Stored records ::
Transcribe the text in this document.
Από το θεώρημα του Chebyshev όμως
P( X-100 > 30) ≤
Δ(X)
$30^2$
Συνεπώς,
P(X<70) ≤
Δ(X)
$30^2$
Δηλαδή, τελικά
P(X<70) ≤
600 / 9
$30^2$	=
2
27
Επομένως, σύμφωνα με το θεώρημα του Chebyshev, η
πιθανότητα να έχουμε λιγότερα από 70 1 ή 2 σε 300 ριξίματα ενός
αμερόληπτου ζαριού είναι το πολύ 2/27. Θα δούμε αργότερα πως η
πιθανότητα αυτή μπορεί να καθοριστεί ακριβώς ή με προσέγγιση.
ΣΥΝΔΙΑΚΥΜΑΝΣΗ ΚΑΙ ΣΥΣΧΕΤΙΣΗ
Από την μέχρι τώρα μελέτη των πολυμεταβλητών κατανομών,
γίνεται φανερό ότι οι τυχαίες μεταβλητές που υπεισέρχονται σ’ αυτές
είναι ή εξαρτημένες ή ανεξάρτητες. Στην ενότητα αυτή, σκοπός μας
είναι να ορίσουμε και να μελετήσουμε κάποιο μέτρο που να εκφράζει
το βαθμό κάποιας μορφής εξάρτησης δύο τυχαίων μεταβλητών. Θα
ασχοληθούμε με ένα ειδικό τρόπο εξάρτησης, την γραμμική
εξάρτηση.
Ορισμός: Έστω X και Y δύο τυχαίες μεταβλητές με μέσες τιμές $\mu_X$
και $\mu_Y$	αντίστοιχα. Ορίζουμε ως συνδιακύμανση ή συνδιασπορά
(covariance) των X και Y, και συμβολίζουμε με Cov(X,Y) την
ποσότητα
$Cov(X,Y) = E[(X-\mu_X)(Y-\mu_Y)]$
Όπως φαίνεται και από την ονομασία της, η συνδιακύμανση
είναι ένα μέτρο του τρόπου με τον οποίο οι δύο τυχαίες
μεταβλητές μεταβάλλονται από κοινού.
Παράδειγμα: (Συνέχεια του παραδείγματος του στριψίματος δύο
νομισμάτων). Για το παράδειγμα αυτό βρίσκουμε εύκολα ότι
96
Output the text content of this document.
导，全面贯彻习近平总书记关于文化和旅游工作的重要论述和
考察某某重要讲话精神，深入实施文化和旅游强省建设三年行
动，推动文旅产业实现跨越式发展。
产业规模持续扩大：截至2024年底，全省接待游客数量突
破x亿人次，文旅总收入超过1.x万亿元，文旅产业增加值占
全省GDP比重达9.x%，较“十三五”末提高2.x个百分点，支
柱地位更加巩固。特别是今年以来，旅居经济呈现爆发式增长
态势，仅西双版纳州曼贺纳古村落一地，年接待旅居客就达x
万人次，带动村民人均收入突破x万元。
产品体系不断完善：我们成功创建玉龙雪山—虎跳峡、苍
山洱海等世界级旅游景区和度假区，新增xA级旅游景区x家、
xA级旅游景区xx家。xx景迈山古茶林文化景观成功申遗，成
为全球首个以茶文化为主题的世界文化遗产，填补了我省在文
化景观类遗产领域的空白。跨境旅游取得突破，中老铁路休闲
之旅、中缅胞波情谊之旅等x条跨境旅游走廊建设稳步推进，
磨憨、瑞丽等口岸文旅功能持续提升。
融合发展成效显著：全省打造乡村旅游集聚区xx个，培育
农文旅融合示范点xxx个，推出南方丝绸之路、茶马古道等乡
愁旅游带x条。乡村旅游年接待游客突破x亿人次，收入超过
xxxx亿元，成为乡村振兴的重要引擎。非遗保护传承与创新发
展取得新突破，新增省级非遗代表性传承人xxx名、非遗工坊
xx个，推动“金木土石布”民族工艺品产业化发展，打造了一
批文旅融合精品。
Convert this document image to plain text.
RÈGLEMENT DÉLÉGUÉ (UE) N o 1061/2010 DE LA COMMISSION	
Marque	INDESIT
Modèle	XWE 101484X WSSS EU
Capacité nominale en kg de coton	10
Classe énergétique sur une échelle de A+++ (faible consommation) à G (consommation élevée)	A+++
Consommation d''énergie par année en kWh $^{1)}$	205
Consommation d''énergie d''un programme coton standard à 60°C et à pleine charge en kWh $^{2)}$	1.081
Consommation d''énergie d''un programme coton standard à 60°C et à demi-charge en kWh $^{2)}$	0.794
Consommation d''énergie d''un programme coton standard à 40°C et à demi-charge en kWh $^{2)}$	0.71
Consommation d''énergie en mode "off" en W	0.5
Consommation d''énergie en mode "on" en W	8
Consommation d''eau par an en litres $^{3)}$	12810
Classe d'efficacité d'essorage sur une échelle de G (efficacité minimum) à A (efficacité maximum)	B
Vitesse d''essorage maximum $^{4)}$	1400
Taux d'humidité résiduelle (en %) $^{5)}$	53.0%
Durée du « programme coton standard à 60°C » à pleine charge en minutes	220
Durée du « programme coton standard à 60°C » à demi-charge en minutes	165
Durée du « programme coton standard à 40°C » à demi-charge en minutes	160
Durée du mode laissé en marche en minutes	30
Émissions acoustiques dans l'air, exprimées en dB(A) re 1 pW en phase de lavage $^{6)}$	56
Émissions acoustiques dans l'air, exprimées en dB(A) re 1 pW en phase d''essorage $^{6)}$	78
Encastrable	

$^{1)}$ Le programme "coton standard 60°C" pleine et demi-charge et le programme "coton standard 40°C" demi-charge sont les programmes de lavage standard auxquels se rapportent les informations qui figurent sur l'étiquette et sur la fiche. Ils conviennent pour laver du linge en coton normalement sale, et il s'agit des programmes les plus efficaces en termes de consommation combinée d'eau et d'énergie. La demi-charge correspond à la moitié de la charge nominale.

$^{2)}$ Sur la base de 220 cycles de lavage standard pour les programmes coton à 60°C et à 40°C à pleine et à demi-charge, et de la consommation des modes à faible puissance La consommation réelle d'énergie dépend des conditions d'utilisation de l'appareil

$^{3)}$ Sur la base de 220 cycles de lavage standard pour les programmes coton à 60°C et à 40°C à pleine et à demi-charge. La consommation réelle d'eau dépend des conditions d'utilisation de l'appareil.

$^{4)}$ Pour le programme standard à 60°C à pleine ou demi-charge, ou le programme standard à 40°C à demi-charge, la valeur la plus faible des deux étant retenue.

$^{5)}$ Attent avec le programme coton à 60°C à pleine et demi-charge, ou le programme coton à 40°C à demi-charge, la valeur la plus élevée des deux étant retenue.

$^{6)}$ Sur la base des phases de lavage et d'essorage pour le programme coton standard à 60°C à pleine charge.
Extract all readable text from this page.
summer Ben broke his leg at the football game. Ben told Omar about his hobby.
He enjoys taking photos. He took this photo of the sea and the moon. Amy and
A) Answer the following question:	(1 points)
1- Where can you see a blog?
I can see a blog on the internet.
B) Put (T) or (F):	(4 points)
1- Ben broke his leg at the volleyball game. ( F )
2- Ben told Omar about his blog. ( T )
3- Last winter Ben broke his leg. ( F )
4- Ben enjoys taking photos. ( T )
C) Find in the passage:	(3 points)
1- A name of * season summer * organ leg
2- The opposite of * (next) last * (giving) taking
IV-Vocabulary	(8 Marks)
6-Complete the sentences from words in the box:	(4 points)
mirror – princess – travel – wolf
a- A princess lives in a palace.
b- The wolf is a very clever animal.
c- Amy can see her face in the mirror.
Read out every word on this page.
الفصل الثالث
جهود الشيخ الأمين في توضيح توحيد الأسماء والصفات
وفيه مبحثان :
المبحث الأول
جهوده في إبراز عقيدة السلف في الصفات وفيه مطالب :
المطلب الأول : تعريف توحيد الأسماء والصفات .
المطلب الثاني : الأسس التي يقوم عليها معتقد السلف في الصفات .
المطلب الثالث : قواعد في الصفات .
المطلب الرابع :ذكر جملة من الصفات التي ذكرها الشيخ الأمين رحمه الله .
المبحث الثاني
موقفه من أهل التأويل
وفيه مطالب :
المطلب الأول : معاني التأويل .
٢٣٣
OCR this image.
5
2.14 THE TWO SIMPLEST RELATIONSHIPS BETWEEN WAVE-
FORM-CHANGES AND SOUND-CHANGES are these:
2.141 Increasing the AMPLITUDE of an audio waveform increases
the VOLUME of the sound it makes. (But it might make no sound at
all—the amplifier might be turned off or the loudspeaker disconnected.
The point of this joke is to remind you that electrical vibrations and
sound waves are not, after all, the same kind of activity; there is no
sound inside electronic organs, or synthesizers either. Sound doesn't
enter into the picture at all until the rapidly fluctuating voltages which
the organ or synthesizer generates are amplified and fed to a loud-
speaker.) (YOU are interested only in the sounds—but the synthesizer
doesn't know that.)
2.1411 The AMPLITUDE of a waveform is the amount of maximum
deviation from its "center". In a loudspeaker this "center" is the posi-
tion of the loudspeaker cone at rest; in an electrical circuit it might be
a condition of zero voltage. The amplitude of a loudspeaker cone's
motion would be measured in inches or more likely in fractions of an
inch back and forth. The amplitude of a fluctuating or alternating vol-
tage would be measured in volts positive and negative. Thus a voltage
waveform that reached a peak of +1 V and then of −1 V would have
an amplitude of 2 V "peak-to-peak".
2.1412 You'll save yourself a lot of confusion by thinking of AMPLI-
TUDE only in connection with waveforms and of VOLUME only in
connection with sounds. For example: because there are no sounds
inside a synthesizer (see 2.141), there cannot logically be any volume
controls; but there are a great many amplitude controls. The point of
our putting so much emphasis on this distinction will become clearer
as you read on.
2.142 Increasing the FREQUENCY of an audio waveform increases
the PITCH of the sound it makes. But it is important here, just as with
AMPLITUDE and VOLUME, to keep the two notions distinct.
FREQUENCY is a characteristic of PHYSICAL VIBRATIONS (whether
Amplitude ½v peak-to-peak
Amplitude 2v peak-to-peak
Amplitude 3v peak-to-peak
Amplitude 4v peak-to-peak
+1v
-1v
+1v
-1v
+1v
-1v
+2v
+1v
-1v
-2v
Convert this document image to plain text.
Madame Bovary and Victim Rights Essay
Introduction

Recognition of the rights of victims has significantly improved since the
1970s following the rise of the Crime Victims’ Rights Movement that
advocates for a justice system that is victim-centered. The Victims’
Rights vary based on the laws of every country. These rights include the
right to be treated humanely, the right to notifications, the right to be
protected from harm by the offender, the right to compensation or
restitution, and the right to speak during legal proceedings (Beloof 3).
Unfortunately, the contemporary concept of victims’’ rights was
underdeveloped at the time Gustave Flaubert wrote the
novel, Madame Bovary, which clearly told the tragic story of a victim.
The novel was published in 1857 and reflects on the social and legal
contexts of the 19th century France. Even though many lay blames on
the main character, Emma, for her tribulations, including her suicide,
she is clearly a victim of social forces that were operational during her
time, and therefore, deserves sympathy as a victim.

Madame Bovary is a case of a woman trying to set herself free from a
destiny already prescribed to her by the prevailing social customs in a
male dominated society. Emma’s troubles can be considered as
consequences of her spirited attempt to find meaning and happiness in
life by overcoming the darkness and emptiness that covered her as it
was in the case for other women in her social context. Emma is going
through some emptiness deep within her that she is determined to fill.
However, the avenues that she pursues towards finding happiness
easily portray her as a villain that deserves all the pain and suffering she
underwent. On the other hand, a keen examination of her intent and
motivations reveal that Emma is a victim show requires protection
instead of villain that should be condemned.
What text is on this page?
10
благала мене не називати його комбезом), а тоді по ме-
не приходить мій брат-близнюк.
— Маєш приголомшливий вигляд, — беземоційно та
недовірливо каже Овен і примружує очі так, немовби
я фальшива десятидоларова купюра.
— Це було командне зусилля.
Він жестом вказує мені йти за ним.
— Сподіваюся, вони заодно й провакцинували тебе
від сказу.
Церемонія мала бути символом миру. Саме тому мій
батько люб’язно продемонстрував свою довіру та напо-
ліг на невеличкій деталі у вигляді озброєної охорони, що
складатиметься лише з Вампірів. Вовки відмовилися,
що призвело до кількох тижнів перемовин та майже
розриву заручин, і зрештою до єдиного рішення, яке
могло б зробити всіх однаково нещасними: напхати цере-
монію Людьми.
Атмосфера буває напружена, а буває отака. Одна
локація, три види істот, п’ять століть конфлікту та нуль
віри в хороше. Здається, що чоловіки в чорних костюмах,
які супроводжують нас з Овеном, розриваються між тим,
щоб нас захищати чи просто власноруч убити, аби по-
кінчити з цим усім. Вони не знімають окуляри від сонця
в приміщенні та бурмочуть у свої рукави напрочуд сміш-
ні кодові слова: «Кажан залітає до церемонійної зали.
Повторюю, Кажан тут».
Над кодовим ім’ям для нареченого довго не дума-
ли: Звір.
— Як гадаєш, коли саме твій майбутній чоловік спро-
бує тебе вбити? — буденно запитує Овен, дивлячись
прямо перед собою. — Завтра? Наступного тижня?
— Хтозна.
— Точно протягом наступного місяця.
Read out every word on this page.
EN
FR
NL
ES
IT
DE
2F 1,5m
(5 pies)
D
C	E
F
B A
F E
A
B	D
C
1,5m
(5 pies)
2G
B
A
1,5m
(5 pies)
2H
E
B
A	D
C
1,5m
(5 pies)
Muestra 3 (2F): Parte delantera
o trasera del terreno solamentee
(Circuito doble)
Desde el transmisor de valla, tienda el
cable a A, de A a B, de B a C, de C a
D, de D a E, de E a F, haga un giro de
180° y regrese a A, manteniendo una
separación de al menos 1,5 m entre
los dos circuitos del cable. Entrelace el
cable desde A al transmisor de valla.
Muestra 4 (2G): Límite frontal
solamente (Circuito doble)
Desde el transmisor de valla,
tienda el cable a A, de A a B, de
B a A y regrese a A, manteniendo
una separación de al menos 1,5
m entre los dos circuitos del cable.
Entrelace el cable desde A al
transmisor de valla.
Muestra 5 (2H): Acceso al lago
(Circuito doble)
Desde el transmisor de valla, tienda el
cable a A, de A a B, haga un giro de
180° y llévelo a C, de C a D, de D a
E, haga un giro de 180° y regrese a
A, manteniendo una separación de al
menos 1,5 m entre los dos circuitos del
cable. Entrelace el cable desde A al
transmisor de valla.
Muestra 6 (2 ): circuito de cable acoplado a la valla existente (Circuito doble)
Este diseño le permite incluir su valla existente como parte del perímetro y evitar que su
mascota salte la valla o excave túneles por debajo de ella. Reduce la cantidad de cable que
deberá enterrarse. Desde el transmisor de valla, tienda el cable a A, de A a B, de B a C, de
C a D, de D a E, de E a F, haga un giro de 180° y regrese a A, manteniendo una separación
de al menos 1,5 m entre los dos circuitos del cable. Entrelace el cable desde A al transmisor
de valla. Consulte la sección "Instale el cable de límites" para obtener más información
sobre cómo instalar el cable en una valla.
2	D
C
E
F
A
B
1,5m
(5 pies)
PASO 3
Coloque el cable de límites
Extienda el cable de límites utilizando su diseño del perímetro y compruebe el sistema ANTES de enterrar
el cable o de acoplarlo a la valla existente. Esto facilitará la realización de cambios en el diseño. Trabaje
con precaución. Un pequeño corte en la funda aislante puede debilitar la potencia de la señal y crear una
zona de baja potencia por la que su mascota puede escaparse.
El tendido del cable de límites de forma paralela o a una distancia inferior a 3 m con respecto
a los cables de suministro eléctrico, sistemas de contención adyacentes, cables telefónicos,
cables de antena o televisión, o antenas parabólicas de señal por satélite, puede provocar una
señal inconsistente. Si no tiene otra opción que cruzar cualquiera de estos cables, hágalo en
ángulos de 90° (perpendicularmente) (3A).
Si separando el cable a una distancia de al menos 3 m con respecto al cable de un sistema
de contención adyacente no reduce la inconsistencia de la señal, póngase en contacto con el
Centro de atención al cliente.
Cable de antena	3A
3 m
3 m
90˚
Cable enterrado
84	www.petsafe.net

Written problem :: Gather each line from the entries above that includes the word "during".

The output ::
restitution, and the right to speak during legal proceedings (Beloof 3).
she is clearly a victim of social forces that were operational during her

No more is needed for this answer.